[START ROWS]
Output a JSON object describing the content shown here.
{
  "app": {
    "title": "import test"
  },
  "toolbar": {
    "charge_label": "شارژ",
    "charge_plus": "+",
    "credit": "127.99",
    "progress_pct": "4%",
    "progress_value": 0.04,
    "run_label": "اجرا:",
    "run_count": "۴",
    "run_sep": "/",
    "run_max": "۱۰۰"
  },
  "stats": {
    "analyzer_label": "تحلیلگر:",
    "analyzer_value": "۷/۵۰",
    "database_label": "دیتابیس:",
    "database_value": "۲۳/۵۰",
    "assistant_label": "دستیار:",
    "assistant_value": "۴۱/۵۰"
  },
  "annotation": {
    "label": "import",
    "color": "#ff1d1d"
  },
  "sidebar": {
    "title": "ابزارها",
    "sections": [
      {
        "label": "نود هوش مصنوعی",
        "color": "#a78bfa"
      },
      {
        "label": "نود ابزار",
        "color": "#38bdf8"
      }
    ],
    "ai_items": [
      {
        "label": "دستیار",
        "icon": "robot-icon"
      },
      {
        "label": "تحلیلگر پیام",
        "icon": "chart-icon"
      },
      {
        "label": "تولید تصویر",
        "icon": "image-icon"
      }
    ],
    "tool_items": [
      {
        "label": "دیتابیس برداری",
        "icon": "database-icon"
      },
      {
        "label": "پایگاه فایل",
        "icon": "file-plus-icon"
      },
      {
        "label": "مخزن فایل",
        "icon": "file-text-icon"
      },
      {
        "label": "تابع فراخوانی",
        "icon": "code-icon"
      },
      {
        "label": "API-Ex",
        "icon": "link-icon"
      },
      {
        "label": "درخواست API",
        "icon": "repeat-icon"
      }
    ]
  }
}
[END ROWS]
-- SHORT TASK --
Reproduce the material exactly, with every line intact.

-- OUTPUT FOR THIS TASK --
Output a JSON object describing the content shown here.
{
  "app": {
    "title": "import test"
  },
  "toolbar": {
    "charge_label": "شارژ",
    "charge_plus": "+",
    "credit": "127.99",
    "progress_pct": "4%",
    "progress_value": 0.04,
    "run_label": "اجرا:",
    "run_count": "۴",
    "run_sep": "/",
    "run_max": "۱۰۰"
  },
  "stats": {
    "analyzer_label": "تحلیلگر:",
    "analyzer_value": "۷/۵۰",
    "database_label": "دیتابیس:",
    "database_value": "۲۳/۵۰",
    "assistant_label": "دستیار:",
    "assistant_value": "۴۱/۵۰"
  },
  "annotation": {
    "label": "import",
    "color": "#ff1d1d"
  },
  "sidebar": {
    "title": "ابزارها",
    "sections": [
      {
        "label": "نود هوش مصنوعی",
        "color": "#a78bfa"
      },
      {
        "label": "نود ابزار",
        "color": "#38bdf8"
      }
    ],
    "ai_items": [
      {
        "label": "دستیار",
        "icon": "robot-icon"
      },
      {
        "label": "تحلیلگر پیام",
        "icon": "chart-icon"
      },
      {
        "label": "تولید تصویر",
        "icon": "image-icon"
      }
    ],
    "tool_items": [
      {
        "label": "دیتابیس برداری",
        "icon": "database-icon"
      },
      {
        "label": "پایگاه فایل",
        "icon": "file-plus-icon"
      },
      {
        "label": "مخزن فایل",
        "icon": "file-text-icon"
      },
      {
        "label": "تابع فراخوانی",
        "icon": "code-icon"
      },
      {
        "label": "API-Ex",
        "icon": "link-icon"
      },
      {
        "label": "درخواست API",
        "icon": "repeat-icon"
      }
    ]
  }
}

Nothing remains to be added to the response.